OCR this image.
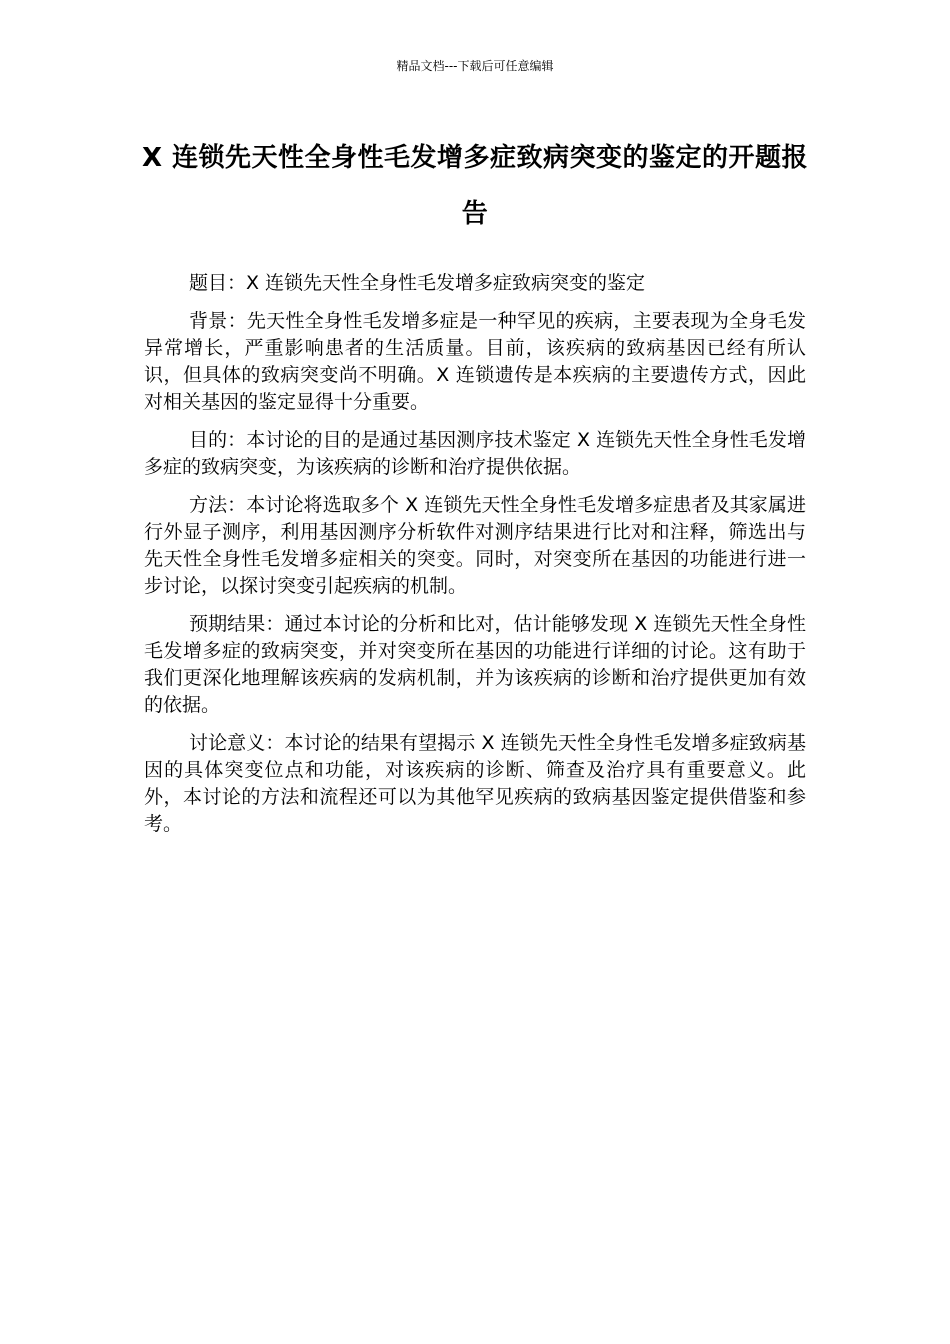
精品文档---下载后可任意编辑
X 连锁先天性全身性毛发增多症致病突变的鉴定的开题报告

题目：X 连锁先天性全身性毛发增多症致病突变的鉴定

背景：先天性全身性毛发增多症是一种罕见的疾病，主要表现为全身毛发异常增长，严重影响患者的生活质量。目前，该疾病的致病基因已经有所认识，但具体的致病突变尚不明确。X 连锁遗传是本疾病的主要遗传方式，因此对相关基因的鉴定显得十分重要。

目的：本讨论的目的是通过基因测序技术鉴定 X 连锁先天性全身性毛发增多症的致病突变，为该疾病的诊断和治疗提供依据。

方法：本讨论将选取多个 X 连锁先天性全身性毛发增多症患者及其家属进行外显子测序，利用基因测序分析软件对测序结果进行比对和注释，筛选出与先天性全身性毛发增多症相关的突变。同时，对突变所在基因的功能进行进一步讨论，以探讨突变引起疾病的机制。

预期结果：通过本讨论的分析和比对，估计能够发现 X 连锁先天性全身性毛发增多症的致病突变，并对突变所在基因的功能进行详细的讨论。这有助于我们更深化地理解该疾病的发病机制，并为该疾病的诊断和治疗提供更加有效的依据。

讨论意义：本讨论的结果有望揭示 X 连锁先天性全身性毛发增多症致病基因的具体突变位点和功能，对该疾病的诊断、筛查及治疗具有重要意义。此外，本讨论的方法和流程还可以为其他罕见疾病的致病基因鉴定提供借鉴和参考。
^^^^^^^^^^^^^^^^
- _YOUR INSTRUCTIONS_
Identify each line in the entries with the word "连锁先天性全身性毛发增多症的致病突变" and copy it.

- _COMPLETE RESPONSE_
目的：本讨论的目的是通过基因测序技术鉴定 X 连锁先天性全身性毛发增多症的致病突变，为该疾病的诊断和治疗提供依据。
预期结果：通过本讨论的分析和比对，估计能够发现 X 连锁先天性全身性毛发增多症的致病突变，并对突变所在基因的功能进行详细的讨论。这有助于我们更深化地理解该疾病的发病机制，并为该疾病的诊断和治疗提供更加有效的依据。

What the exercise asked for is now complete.